§ What is asked
How many lines in the records below hold the string "Output"? Answer with the number alone.

§ Material provided

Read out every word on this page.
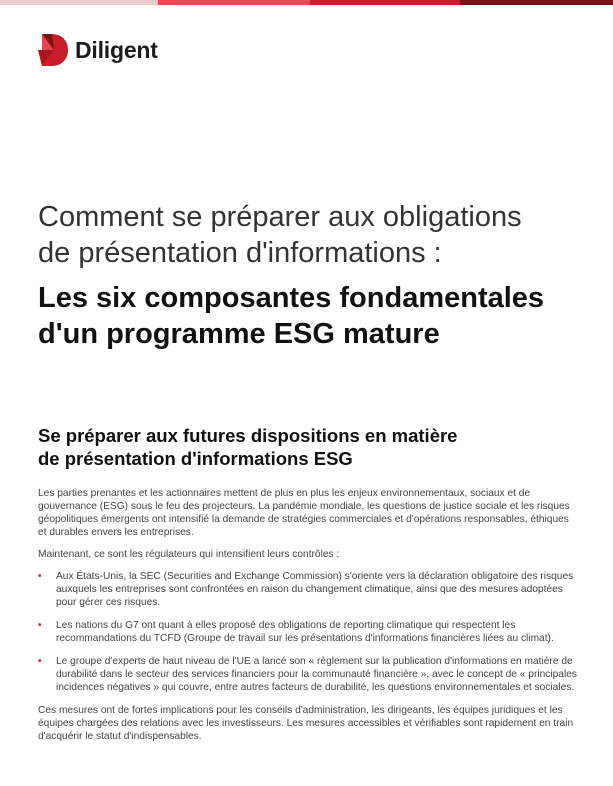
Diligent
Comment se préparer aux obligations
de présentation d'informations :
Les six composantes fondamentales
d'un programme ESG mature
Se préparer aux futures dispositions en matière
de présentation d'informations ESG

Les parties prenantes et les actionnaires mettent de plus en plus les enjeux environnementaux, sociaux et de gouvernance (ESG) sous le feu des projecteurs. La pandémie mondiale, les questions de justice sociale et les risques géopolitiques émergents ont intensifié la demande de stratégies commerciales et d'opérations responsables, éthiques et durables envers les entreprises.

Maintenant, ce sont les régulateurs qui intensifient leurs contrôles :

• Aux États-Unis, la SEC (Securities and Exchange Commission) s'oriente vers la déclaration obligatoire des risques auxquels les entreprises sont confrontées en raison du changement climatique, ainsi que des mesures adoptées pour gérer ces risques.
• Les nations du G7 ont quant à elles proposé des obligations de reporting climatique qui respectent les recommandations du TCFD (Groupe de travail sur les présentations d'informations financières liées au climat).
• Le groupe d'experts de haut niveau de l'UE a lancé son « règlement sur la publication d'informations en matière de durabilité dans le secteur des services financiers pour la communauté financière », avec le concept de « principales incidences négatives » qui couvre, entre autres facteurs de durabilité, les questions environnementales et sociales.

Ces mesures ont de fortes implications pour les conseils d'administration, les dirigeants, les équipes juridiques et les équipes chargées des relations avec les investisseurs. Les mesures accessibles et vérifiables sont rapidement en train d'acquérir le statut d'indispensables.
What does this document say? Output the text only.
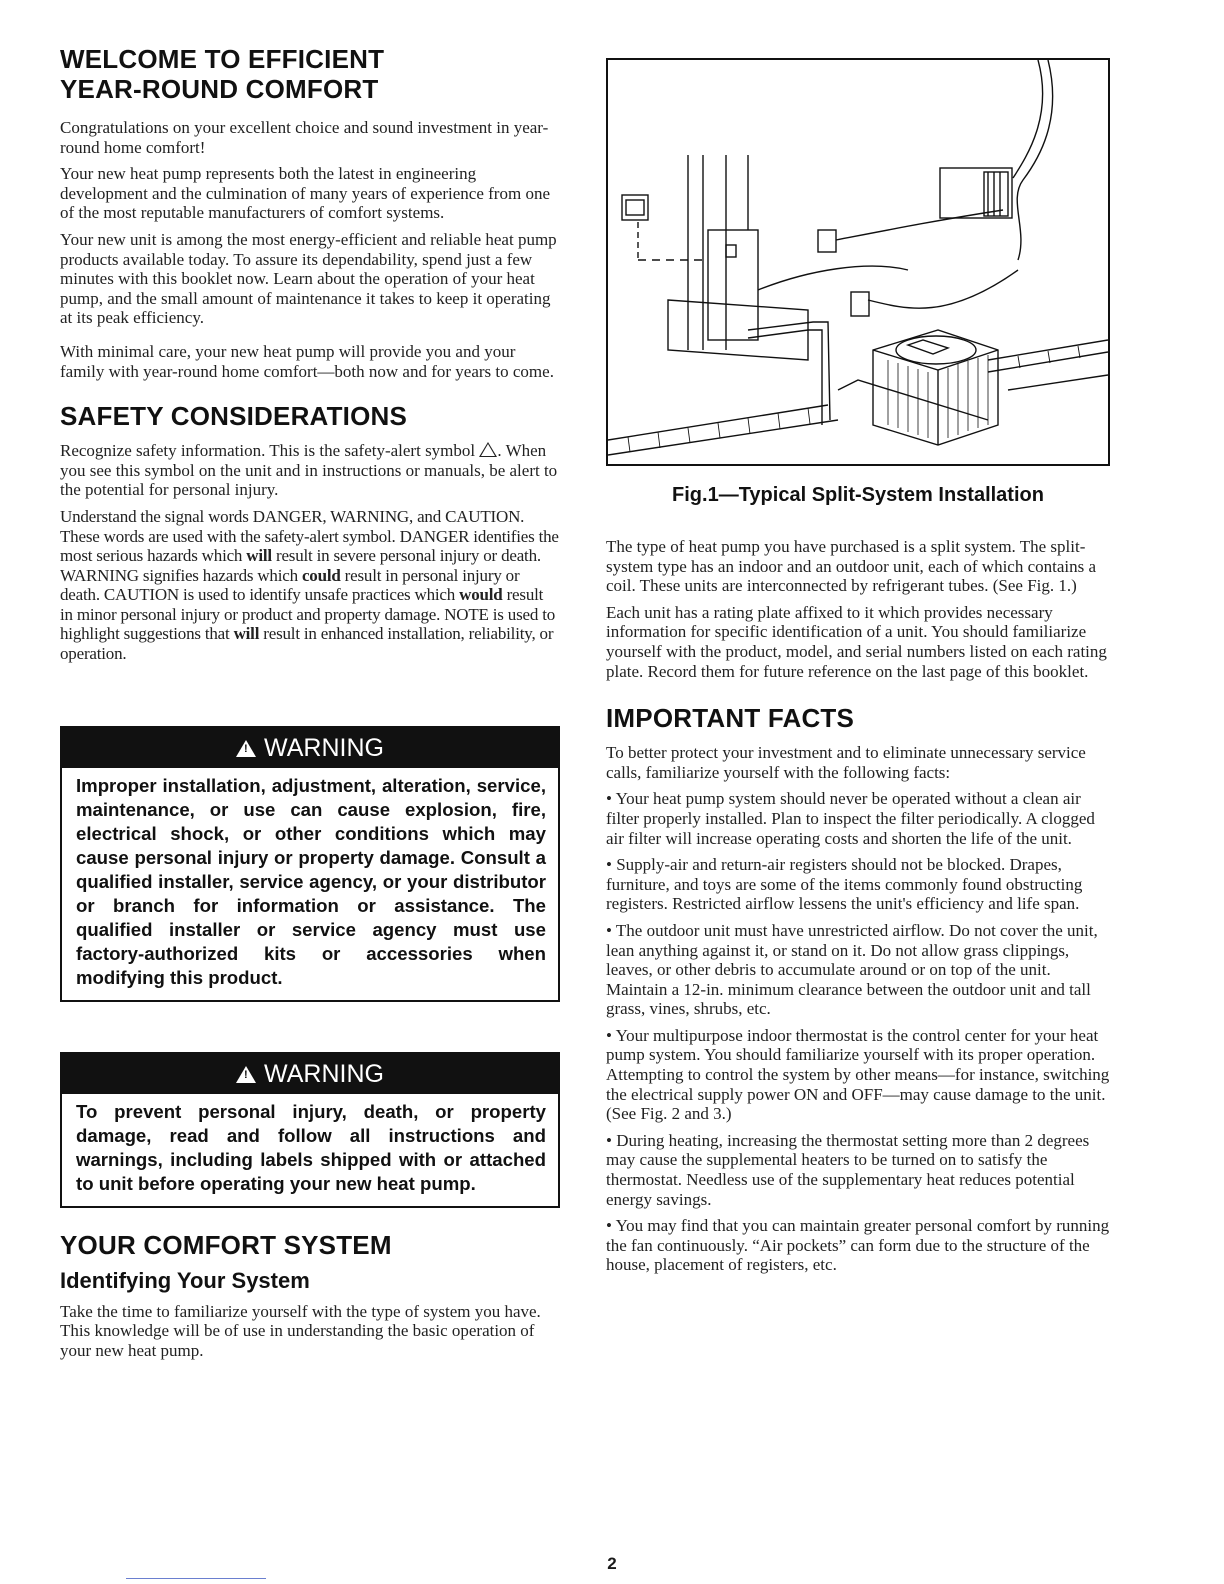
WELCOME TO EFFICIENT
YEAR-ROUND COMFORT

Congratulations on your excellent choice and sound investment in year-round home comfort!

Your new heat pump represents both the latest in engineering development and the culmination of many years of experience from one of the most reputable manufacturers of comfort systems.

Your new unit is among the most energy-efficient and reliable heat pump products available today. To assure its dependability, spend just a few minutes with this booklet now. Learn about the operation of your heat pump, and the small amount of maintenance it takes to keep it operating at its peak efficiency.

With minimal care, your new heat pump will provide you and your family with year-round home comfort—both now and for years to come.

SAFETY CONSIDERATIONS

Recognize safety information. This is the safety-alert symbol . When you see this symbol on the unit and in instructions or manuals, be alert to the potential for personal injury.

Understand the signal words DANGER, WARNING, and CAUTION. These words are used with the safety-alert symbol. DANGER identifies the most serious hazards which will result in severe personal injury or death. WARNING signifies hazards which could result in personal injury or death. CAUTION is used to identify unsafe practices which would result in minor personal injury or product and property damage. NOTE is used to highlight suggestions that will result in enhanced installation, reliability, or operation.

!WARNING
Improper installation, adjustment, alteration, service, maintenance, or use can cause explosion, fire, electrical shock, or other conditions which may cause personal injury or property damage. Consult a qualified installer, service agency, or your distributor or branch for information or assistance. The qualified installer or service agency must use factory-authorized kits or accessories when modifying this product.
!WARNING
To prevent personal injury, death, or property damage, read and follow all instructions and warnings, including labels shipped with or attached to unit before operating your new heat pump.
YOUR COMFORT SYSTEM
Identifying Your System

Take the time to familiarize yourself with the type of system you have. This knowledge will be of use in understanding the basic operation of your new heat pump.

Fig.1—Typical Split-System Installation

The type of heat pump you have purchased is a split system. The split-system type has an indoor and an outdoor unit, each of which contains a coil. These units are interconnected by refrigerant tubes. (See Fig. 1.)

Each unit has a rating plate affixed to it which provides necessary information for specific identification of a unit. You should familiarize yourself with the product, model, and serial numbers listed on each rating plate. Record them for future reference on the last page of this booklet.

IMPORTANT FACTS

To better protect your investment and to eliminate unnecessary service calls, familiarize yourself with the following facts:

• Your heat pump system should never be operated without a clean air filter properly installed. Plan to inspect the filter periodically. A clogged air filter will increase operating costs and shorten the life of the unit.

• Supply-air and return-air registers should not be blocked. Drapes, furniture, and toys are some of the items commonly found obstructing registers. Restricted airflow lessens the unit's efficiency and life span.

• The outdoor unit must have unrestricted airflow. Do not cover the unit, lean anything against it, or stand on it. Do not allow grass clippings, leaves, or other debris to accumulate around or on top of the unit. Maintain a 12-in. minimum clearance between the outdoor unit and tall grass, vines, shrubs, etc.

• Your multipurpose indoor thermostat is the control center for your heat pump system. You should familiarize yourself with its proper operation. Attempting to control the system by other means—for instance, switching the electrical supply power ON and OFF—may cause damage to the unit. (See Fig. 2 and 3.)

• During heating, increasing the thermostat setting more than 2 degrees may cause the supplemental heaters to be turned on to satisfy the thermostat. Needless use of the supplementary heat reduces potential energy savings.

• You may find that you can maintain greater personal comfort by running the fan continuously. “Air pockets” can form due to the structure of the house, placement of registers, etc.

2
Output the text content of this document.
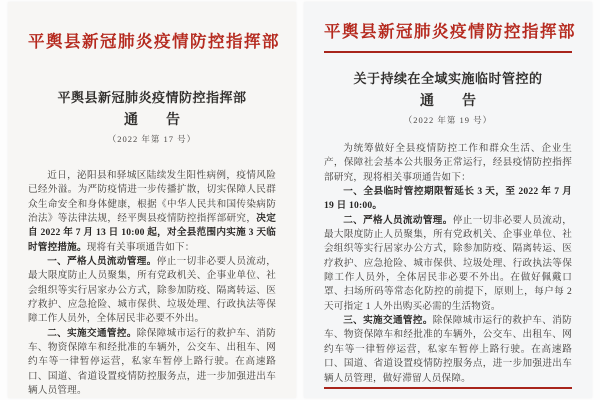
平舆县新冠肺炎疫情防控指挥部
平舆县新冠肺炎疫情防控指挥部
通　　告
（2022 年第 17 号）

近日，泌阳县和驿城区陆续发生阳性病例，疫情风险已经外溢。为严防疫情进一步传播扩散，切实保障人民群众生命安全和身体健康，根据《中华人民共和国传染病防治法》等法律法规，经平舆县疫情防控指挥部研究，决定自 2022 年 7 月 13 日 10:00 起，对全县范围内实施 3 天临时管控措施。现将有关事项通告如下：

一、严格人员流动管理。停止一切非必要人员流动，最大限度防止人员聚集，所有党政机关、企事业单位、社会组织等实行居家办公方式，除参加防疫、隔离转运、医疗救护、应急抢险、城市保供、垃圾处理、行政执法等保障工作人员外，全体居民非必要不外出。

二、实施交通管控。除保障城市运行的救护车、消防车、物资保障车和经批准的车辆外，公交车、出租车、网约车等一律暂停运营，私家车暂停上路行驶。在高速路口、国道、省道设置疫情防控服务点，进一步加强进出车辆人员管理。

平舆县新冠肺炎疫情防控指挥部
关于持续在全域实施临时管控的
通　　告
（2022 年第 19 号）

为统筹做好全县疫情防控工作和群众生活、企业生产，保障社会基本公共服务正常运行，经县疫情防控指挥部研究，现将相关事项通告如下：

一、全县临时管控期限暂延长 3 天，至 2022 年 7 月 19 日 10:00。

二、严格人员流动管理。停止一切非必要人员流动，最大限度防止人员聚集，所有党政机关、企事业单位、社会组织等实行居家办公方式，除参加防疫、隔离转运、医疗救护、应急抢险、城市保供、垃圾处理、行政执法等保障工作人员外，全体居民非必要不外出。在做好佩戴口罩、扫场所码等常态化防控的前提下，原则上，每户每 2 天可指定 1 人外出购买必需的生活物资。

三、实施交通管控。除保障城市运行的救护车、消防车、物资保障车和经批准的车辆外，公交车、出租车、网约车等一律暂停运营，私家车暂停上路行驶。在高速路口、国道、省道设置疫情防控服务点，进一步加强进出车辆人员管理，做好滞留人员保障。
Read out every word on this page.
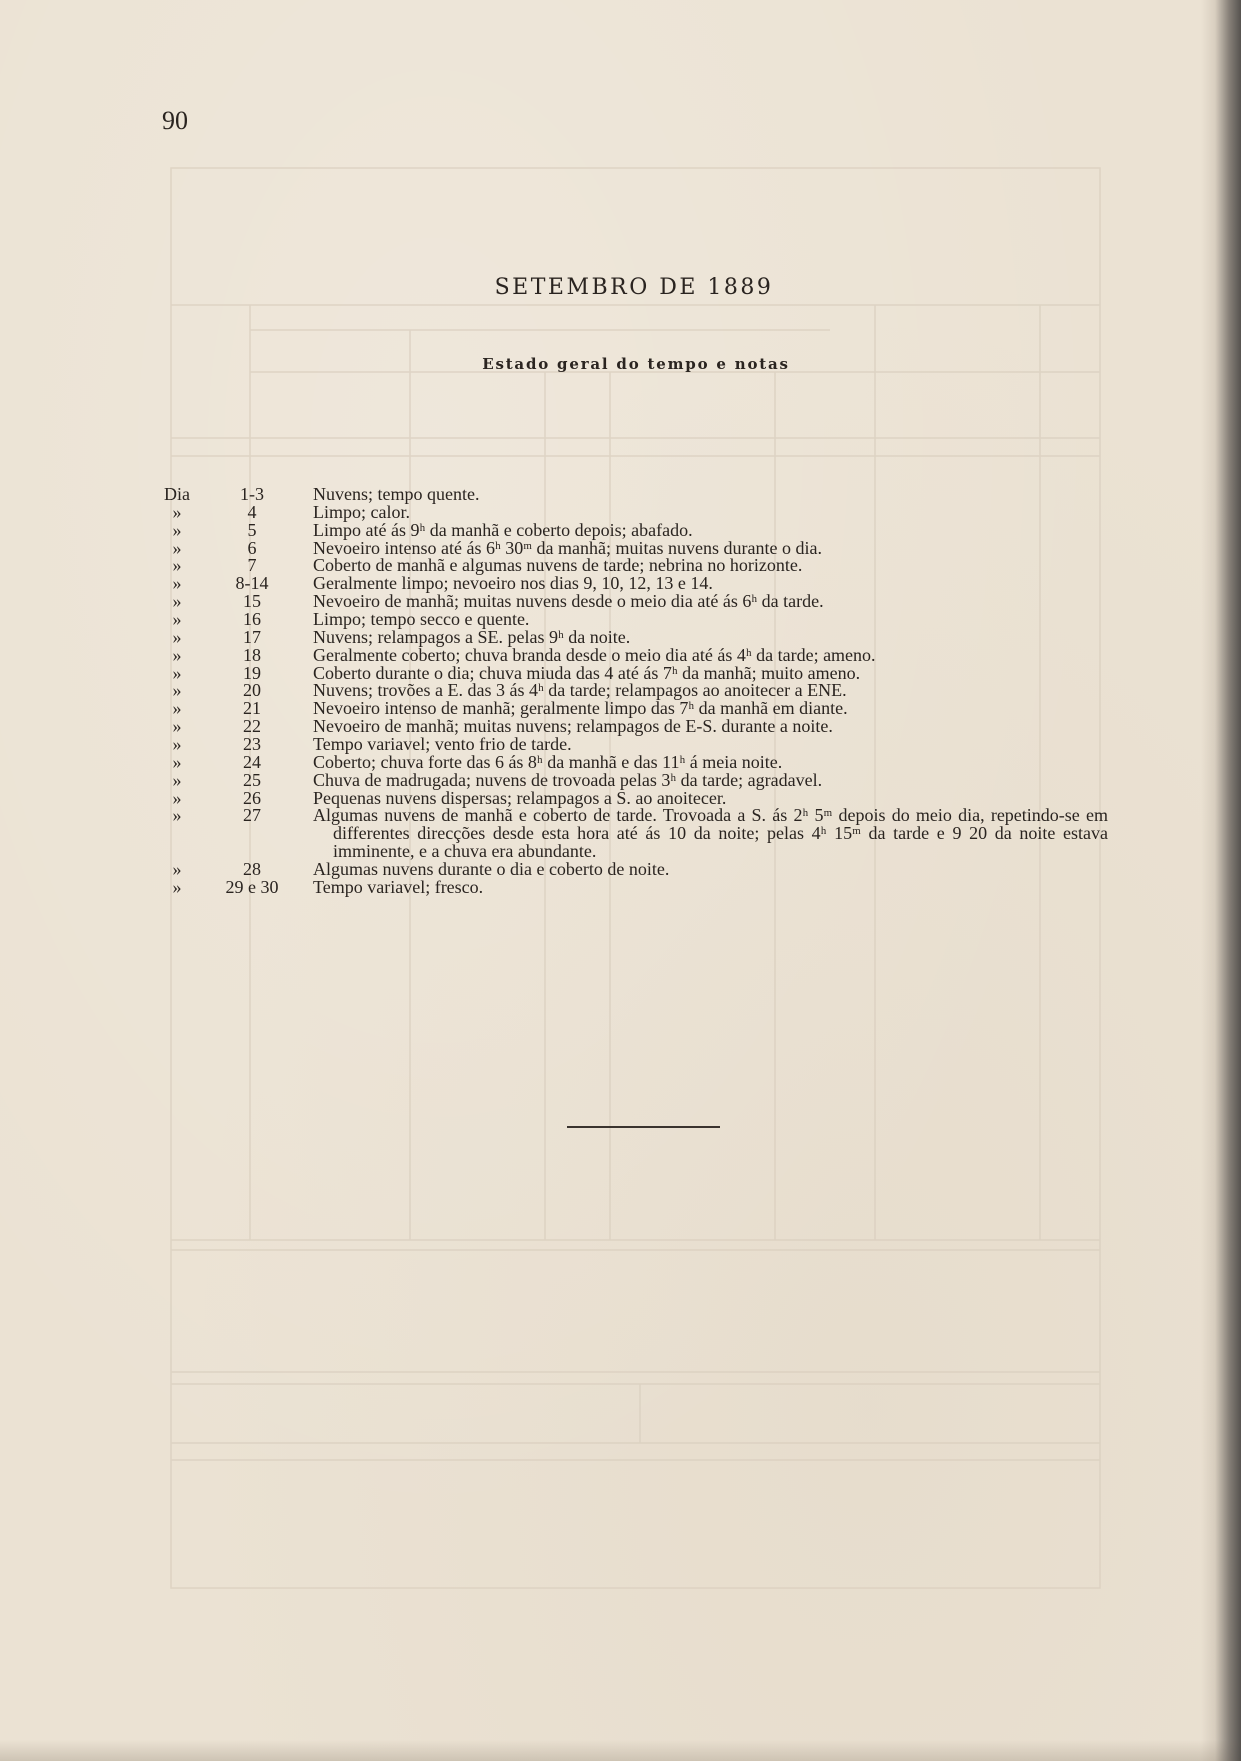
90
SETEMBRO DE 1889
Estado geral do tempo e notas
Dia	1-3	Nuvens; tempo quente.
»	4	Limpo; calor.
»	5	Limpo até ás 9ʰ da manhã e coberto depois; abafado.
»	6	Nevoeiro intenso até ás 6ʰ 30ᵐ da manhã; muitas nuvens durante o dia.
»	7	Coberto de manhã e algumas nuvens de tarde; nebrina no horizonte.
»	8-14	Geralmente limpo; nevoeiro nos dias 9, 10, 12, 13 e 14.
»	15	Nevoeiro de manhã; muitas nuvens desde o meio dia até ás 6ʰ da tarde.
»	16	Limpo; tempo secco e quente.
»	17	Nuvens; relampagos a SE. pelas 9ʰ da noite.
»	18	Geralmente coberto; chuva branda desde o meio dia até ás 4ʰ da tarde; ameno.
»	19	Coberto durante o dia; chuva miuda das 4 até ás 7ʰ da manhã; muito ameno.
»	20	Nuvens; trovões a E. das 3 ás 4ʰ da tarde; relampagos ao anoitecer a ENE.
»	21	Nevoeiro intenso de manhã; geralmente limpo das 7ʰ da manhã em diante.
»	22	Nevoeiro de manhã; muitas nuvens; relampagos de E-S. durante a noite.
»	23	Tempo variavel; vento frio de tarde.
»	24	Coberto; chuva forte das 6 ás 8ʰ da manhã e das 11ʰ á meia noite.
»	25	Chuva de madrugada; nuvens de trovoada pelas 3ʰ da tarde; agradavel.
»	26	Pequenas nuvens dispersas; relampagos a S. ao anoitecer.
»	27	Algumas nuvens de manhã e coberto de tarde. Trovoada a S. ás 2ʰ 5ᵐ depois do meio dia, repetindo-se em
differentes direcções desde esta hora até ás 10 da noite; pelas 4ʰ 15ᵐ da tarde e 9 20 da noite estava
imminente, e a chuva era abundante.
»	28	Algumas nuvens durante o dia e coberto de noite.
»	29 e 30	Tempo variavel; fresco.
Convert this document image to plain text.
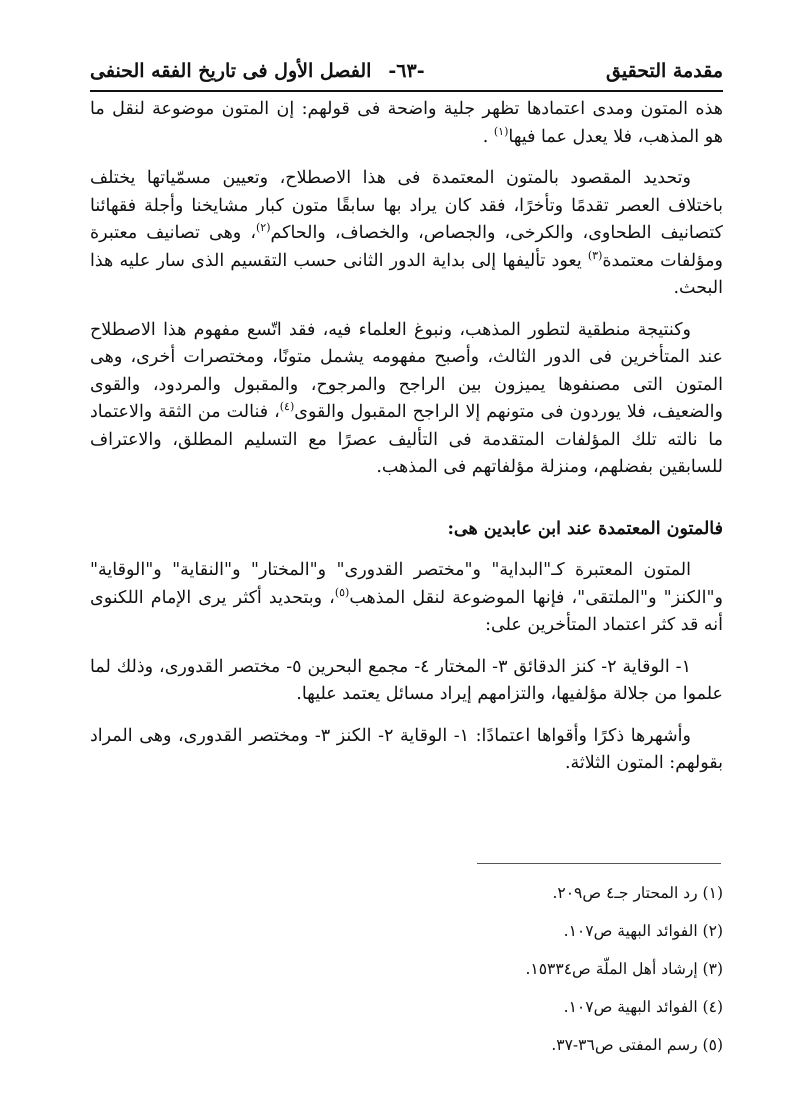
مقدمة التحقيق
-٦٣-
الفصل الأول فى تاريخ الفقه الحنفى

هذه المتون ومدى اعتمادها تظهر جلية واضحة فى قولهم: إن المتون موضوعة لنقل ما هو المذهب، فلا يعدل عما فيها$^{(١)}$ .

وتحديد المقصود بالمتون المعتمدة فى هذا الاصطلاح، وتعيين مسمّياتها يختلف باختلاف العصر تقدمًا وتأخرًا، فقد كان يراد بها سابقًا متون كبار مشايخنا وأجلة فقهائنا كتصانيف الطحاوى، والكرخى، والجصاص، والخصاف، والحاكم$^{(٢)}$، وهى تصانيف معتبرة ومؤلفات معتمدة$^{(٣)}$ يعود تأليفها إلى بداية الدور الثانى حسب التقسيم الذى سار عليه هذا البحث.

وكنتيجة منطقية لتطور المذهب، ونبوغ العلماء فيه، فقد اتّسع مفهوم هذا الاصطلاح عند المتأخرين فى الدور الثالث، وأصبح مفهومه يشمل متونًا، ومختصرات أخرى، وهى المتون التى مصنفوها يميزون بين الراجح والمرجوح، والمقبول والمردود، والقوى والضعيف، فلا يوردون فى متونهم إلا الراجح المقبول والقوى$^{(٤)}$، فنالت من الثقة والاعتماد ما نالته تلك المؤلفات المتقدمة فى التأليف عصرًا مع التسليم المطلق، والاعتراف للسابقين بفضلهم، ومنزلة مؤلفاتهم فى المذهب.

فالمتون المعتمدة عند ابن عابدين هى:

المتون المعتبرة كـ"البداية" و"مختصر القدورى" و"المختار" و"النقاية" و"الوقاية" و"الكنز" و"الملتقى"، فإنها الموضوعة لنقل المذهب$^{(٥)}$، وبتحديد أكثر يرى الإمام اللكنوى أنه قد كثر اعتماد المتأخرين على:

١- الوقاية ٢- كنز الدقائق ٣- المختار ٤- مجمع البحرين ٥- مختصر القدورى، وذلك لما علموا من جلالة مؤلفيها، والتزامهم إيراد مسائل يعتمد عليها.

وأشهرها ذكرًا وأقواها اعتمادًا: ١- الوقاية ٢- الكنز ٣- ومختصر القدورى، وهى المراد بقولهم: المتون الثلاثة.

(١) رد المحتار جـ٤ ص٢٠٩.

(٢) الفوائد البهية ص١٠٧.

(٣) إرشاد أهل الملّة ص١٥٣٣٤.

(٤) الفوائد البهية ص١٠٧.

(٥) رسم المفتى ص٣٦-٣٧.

§ In response
2